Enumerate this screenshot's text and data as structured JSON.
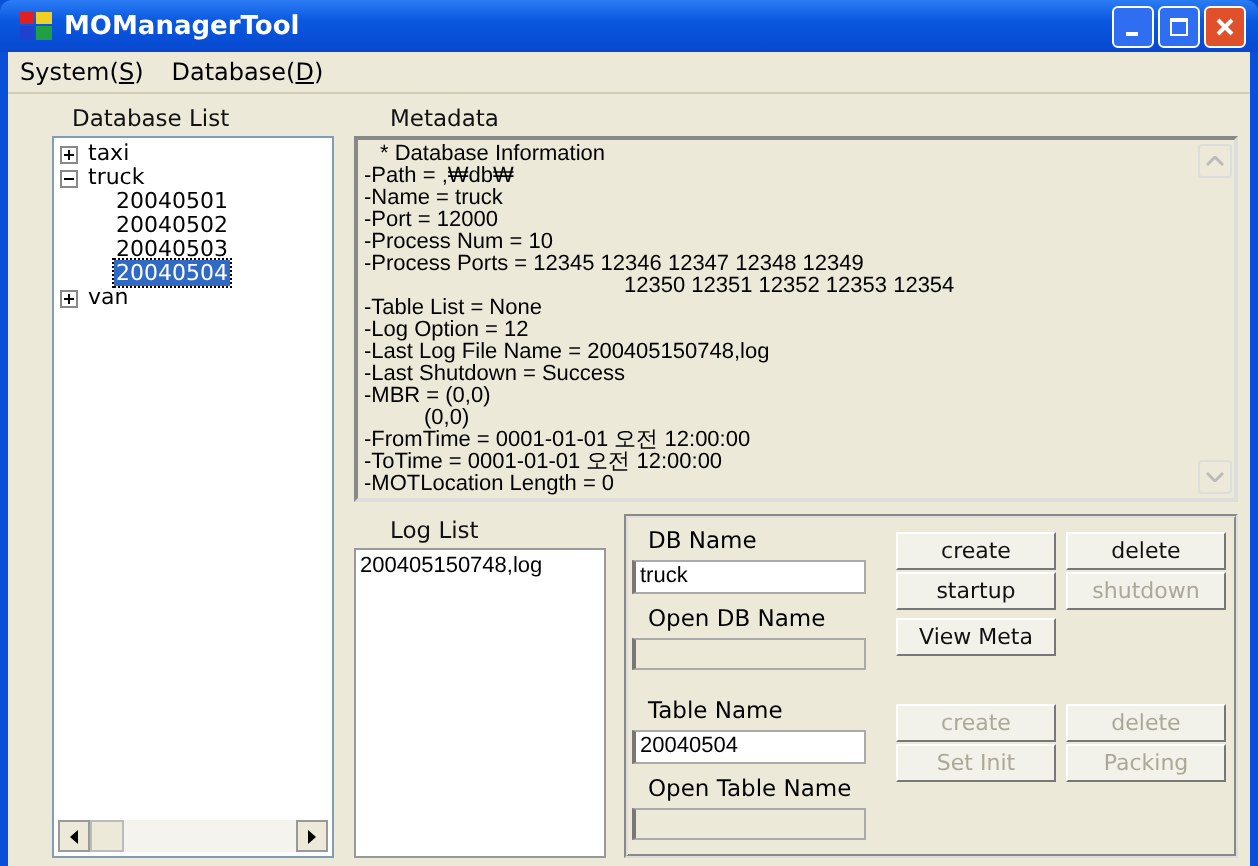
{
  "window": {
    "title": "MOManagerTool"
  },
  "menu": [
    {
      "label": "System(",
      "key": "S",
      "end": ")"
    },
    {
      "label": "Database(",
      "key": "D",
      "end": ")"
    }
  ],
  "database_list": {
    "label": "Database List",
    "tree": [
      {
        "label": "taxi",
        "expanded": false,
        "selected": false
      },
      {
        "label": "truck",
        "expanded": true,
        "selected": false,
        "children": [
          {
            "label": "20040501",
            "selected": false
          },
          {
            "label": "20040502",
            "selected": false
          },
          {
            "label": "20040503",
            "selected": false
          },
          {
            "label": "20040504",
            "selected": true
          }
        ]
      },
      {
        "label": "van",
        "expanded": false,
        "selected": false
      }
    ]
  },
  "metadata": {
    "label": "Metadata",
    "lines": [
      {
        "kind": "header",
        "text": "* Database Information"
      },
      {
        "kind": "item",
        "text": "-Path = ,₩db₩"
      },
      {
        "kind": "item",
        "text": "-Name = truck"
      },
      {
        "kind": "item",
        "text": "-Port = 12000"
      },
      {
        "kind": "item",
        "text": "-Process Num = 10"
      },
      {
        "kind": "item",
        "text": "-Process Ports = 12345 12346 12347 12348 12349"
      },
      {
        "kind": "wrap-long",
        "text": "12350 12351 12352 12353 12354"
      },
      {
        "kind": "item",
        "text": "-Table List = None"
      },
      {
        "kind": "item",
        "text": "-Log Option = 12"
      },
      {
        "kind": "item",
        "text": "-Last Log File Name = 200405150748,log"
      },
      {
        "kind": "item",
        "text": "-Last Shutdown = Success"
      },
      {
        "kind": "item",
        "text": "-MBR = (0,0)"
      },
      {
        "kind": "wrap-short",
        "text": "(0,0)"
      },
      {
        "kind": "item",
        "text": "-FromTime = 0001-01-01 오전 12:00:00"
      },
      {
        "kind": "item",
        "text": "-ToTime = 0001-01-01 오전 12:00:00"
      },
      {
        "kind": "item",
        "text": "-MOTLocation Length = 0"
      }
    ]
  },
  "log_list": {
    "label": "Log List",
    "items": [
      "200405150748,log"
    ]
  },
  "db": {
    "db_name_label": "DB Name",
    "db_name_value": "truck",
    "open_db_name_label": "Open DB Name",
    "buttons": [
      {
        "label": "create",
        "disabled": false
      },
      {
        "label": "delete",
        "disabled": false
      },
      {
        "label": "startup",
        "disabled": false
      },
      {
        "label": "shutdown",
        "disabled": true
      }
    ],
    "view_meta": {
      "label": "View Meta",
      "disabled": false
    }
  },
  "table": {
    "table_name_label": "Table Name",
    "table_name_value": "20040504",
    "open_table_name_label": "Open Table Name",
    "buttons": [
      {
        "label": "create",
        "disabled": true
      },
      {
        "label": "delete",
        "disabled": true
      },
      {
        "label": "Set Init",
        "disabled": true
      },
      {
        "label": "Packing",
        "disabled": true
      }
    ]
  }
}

--

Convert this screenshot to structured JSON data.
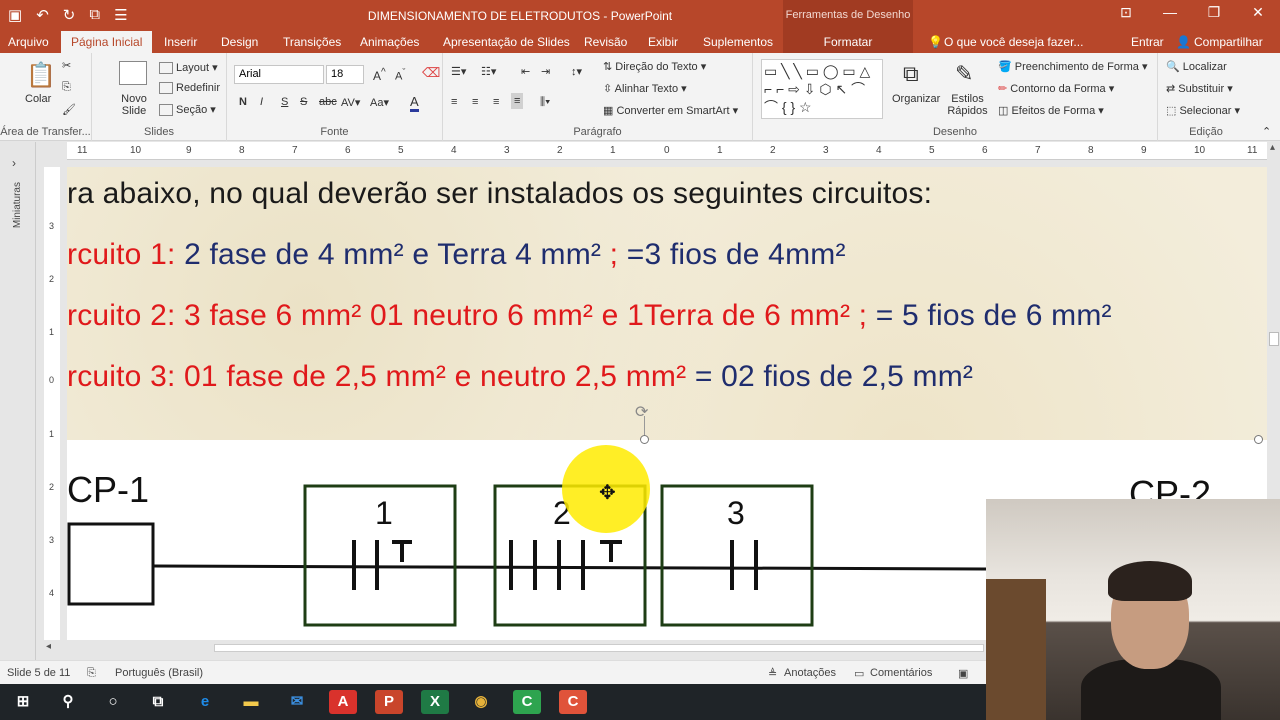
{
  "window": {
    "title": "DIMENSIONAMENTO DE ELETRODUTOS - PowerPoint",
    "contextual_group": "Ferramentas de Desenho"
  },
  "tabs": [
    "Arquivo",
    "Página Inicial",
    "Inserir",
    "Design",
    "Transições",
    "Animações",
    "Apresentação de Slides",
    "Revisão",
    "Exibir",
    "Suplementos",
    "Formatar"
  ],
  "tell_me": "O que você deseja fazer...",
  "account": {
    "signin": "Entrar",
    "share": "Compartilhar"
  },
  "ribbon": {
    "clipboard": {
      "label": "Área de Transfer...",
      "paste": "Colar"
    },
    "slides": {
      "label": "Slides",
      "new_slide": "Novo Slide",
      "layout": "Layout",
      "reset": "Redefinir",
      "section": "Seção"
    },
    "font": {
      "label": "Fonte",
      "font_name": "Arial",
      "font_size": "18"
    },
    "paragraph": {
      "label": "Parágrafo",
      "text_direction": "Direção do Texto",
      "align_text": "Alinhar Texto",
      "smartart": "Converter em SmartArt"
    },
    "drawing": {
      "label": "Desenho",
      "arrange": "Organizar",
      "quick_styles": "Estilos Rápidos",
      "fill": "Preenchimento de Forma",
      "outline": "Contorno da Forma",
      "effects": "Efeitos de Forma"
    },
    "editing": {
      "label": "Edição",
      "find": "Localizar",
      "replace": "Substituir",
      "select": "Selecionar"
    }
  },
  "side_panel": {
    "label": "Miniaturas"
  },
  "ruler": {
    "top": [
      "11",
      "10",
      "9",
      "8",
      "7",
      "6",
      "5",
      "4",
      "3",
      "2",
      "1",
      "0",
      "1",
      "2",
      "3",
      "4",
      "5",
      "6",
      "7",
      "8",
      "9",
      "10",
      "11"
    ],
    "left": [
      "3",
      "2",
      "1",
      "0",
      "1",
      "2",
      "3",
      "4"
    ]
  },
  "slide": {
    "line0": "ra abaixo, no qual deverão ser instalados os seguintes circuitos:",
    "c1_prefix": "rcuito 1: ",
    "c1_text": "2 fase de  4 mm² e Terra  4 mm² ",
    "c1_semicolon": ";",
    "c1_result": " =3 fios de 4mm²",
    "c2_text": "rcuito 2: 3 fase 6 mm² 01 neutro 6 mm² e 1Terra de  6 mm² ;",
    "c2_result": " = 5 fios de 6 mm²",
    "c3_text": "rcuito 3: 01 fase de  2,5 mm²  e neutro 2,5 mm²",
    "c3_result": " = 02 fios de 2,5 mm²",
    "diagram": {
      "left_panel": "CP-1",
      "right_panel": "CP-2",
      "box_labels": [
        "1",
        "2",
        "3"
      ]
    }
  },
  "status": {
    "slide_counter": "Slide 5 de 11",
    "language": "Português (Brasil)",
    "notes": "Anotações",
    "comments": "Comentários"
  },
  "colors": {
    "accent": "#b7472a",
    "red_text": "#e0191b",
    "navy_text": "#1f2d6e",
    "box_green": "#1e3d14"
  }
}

*Goal:*
Show every line in the entries where the string "screenshot" occurs.

*The reply:*
Enumerate this screenshot's text and data as structured JSON.
Convert this screenshot to structured JSON data.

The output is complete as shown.